**Goal:**
Reproduce every line of the material below, but drop the pictures.

════════════════════

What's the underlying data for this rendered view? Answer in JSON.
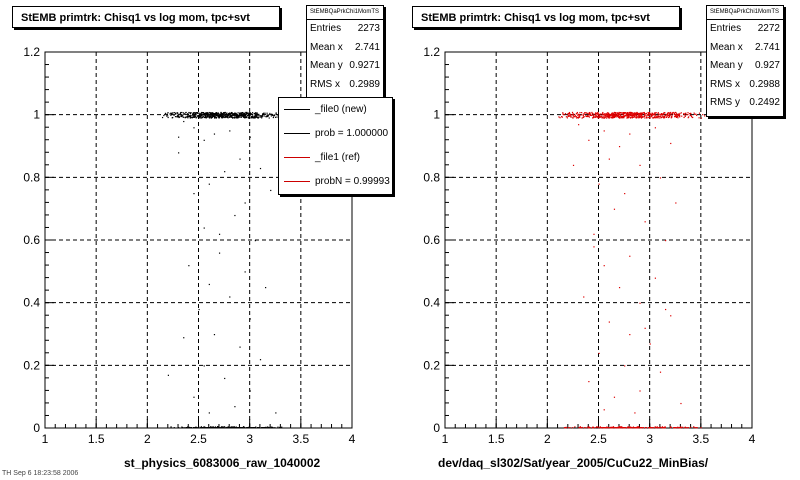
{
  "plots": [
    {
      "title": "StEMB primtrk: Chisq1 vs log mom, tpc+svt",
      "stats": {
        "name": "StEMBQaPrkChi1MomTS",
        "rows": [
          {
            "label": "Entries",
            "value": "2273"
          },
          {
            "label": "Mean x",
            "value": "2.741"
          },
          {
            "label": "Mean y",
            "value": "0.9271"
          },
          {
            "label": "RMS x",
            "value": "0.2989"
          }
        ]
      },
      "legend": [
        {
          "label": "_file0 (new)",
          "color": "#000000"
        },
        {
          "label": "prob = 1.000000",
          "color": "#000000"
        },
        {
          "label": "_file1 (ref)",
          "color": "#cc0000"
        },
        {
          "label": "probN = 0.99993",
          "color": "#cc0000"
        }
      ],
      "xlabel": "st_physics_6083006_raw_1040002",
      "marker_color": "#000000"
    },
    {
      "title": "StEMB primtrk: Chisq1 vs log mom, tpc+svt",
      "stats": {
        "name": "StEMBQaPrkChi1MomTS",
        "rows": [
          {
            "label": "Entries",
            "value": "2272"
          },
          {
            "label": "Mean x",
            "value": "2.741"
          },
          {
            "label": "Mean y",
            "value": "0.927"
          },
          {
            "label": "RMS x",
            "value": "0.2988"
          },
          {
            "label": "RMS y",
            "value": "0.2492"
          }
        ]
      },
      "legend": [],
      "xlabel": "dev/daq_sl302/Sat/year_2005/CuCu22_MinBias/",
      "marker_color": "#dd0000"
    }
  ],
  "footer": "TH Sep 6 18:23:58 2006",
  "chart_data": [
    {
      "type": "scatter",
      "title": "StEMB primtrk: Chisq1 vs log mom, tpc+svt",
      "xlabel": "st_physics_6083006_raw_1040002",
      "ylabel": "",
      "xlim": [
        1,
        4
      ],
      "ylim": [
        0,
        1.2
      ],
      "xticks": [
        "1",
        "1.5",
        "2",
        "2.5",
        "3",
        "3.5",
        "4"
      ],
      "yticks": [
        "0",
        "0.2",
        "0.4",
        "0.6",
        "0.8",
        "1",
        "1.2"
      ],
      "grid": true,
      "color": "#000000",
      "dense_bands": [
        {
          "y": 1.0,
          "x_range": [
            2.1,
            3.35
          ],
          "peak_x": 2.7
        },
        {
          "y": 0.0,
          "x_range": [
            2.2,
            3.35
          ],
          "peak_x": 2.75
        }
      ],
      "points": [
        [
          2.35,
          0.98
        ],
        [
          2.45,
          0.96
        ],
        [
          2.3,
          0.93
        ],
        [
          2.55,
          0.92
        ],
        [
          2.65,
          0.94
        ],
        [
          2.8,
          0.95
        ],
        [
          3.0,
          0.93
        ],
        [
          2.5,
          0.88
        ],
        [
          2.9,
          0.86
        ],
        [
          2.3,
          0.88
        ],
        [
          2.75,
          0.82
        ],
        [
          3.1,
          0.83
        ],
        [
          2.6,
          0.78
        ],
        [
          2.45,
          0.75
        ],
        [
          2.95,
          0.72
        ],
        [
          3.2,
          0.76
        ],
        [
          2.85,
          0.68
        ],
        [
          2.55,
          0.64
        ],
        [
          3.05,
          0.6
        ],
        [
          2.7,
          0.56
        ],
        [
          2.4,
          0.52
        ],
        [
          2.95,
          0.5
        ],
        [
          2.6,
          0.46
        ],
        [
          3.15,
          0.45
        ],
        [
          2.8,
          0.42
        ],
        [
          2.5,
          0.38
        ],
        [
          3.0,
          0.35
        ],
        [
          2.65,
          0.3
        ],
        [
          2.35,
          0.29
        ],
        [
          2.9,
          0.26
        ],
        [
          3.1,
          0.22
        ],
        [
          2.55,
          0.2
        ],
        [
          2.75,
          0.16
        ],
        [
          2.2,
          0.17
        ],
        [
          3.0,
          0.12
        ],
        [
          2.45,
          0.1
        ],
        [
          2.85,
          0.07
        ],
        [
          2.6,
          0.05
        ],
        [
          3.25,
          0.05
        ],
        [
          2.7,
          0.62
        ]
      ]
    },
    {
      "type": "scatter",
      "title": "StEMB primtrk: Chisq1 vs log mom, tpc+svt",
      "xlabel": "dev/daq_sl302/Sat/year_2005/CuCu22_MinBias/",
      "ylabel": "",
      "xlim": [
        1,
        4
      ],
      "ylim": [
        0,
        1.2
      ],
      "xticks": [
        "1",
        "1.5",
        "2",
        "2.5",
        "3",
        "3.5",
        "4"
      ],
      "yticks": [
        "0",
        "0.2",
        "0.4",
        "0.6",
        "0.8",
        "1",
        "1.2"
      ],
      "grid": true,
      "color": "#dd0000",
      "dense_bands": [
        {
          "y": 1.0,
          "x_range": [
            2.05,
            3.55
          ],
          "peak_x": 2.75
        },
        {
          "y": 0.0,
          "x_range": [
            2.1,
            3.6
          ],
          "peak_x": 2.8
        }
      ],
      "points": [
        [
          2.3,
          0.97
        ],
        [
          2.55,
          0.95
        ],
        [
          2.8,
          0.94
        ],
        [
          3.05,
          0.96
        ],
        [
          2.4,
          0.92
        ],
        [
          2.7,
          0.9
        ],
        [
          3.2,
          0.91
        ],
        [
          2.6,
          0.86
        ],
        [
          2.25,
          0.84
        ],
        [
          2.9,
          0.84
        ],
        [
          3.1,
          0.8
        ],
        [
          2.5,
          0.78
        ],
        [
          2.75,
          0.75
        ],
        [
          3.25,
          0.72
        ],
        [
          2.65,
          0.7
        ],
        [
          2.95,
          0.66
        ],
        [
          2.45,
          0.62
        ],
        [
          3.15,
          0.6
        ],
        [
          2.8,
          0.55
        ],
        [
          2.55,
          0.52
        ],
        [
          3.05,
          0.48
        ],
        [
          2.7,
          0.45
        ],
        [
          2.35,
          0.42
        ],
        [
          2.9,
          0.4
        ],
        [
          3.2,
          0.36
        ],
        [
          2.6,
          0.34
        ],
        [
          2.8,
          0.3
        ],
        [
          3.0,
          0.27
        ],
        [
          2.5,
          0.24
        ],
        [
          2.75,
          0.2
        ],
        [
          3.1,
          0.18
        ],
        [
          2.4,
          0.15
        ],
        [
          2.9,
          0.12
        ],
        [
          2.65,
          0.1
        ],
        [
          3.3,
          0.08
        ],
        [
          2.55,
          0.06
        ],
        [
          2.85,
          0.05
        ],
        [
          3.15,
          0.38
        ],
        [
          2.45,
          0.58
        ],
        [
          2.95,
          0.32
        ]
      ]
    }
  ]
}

════════════════════

**Reply:**
What's the underlying data for this rendered view? Answer in JSON.
{
  "plots": [
    {
      "title": "StEMB primtrk: Chisq1 vs log mom, tpc+svt",
      "stats": {
        "name": "StEMBQaPrkChi1MomTS",
        "rows": [
          {
            "label": "Entries",
            "value": "2273"
          },
          {
            "label": "Mean x",
            "value": "2.741"
          },
          {
            "label": "Mean y",
            "value": "0.9271"
          },
          {
            "label": "RMS x",
            "value": "0.2989"
          }
        ]
      },
      "legend": [
        {
          "label": "_file0 (new)",
          "color": "#000000"
        },
        {
          "label": "prob = 1.000000",
          "color": "#000000"
        },
        {
          "label": "_file1 (ref)",
          "color": "#cc0000"
        },
        {
          "label": "probN = 0.99993",
          "color": "#cc0000"
        }
      ],
      "xlabel": "st_physics_6083006_raw_1040002",
      "marker_color": "#000000"
    },
    {
      "title": "StEMB primtrk: Chisq1 vs log mom, tpc+svt",
      "stats": {
        "name": "StEMBQaPrkChi1MomTS",
        "rows": [
          {
            "label": "Entries",
            "value": "2272"
          },
          {
            "label": "Mean x",
            "value": "2.741"
          },
          {
            "label": "Mean y",
            "value": "0.927"
          },
          {
            "label": "RMS x",
            "value": "0.2988"
          },
          {
            "label": "RMS y",
            "value": "0.2492"
          }
        ]
      },
      "legend": [],
      "xlabel": "dev/daq_sl302/Sat/year_2005/CuCu22_MinBias/",
      "marker_color": "#dd0000"
    }
  ],
  "footer": "TH Sep 6 18:23:58 2006",
  "chart_data": [
    {
      "type": "scatter",
      "title": "StEMB primtrk: Chisq1 vs log mom, tpc+svt",
      "xlabel": "st_physics_6083006_raw_1040002",
      "ylabel": "",
      "xlim": [
        1,
        4
      ],
      "ylim": [
        0,
        1.2
      ],
      "xticks": [
        "1",
        "1.5",
        "2",
        "2.5",
        "3",
        "3.5",
        "4"
      ],
      "yticks": [
        "0",
        "0.2",
        "0.4",
        "0.6",
        "0.8",
        "1",
        "1.2"
      ],
      "grid": true,
      "color": "#000000",
      "dense_bands": [
        {
          "y": 1.0,
          "x_range": [
            2.1,
            3.35
          ],
          "peak_x": 2.7
        },
        {
          "y": 0.0,
          "x_range": [
            2.2,
            3.35
          ],
          "peak_x": 2.75
        }
      ],
      "points": [
        [
          2.35,
          0.98
        ],
        [
          2.45,
          0.96
        ],
        [
          2.3,
          0.93
        ],
        [
          2.55,
          0.92
        ],
        [
          2.65,
          0.94
        ],
        [
          2.8,
          0.95
        ],
        [
          3.0,
          0.93
        ],
        [
          2.5,
          0.88
        ],
        [
          2.9,
          0.86
        ],
        [
          2.3,
          0.88
        ],
        [
          2.75,
          0.82
        ],
        [
          3.1,
          0.83
        ],
        [
          2.6,
          0.78
        ],
        [
          2.45,
          0.75
        ],
        [
          2.95,
          0.72
        ],
        [
          3.2,
          0.76
        ],
        [
          2.85,
          0.68
        ],
        [
          2.55,
          0.64
        ],
        [
          3.05,
          0.6
        ],
        [
          2.7,
          0.56
        ],
        [
          2.4,
          0.52
        ],
        [
          2.95,
          0.5
        ],
        [
          2.6,
          0.46
        ],
        [
          3.15,
          0.45
        ],
        [
          2.8,
          0.42
        ],
        [
          2.5,
          0.38
        ],
        [
          3.0,
          0.35
        ],
        [
          2.65,
          0.3
        ],
        [
          2.35,
          0.29
        ],
        [
          2.9,
          0.26
        ],
        [
          3.1,
          0.22
        ],
        [
          2.55,
          0.2
        ],
        [
          2.75,
          0.16
        ],
        [
          2.2,
          0.17
        ],
        [
          3.0,
          0.12
        ],
        [
          2.45,
          0.1
        ],
        [
          2.85,
          0.07
        ],
        [
          2.6,
          0.05
        ],
        [
          3.25,
          0.05
        ],
        [
          2.7,
          0.62
        ]
      ]
    },
    {
      "type": "scatter",
      "title": "StEMB primtrk: Chisq1 vs log mom, tpc+svt",
      "xlabel": "dev/daq_sl302/Sat/year_2005/CuCu22_MinBias/",
      "ylabel": "",
      "xlim": [
        1,
        4
      ],
      "ylim": [
        0,
        1.2
      ],
      "xticks": [
        "1",
        "1.5",
        "2",
        "2.5",
        "3",
        "3.5",
        "4"
      ],
      "yticks": [
        "0",
        "0.2",
        "0.4",
        "0.6",
        "0.8",
        "1",
        "1.2"
      ],
      "grid": true,
      "color": "#dd0000",
      "dense_bands": [
        {
          "y": 1.0,
          "x_range": [
            2.05,
            3.55
          ],
          "peak_x": 2.75
        },
        {
          "y": 0.0,
          "x_range": [
            2.1,
            3.6
          ],
          "peak_x": 2.8
        }
      ],
      "points": [
        [
          2.3,
          0.97
        ],
        [
          2.55,
          0.95
        ],
        [
          2.8,
          0.94
        ],
        [
          3.05,
          0.96
        ],
        [
          2.4,
          0.92
        ],
        [
          2.7,
          0.9
        ],
        [
          3.2,
          0.91
        ],
        [
          2.6,
          0.86
        ],
        [
          2.25,
          0.84
        ],
        [
          2.9,
          0.84
        ],
        [
          3.1,
          0.8
        ],
        [
          2.5,
          0.78
        ],
        [
          2.75,
          0.75
        ],
        [
          3.25,
          0.72
        ],
        [
          2.65,
          0.7
        ],
        [
          2.95,
          0.66
        ],
        [
          2.45,
          0.62
        ],
        [
          3.15,
          0.6
        ],
        [
          2.8,
          0.55
        ],
        [
          2.55,
          0.52
        ],
        [
          3.05,
          0.48
        ],
        [
          2.7,
          0.45
        ],
        [
          2.35,
          0.42
        ],
        [
          2.9,
          0.4
        ],
        [
          3.2,
          0.36
        ],
        [
          2.6,
          0.34
        ],
        [
          2.8,
          0.3
        ],
        [
          3.0,
          0.27
        ],
        [
          2.5,
          0.24
        ],
        [
          2.75,
          0.2
        ],
        [
          3.1,
          0.18
        ],
        [
          2.4,
          0.15
        ],
        [
          2.9,
          0.12
        ],
        [
          2.65,
          0.1
        ],
        [
          3.3,
          0.08
        ],
        [
          2.55,
          0.06
        ],
        [
          2.85,
          0.05
        ],
        [
          3.15,
          0.38
        ],
        [
          2.45,
          0.58
        ],
        [
          2.95,
          0.32
        ]
      ]
    }
  ]
}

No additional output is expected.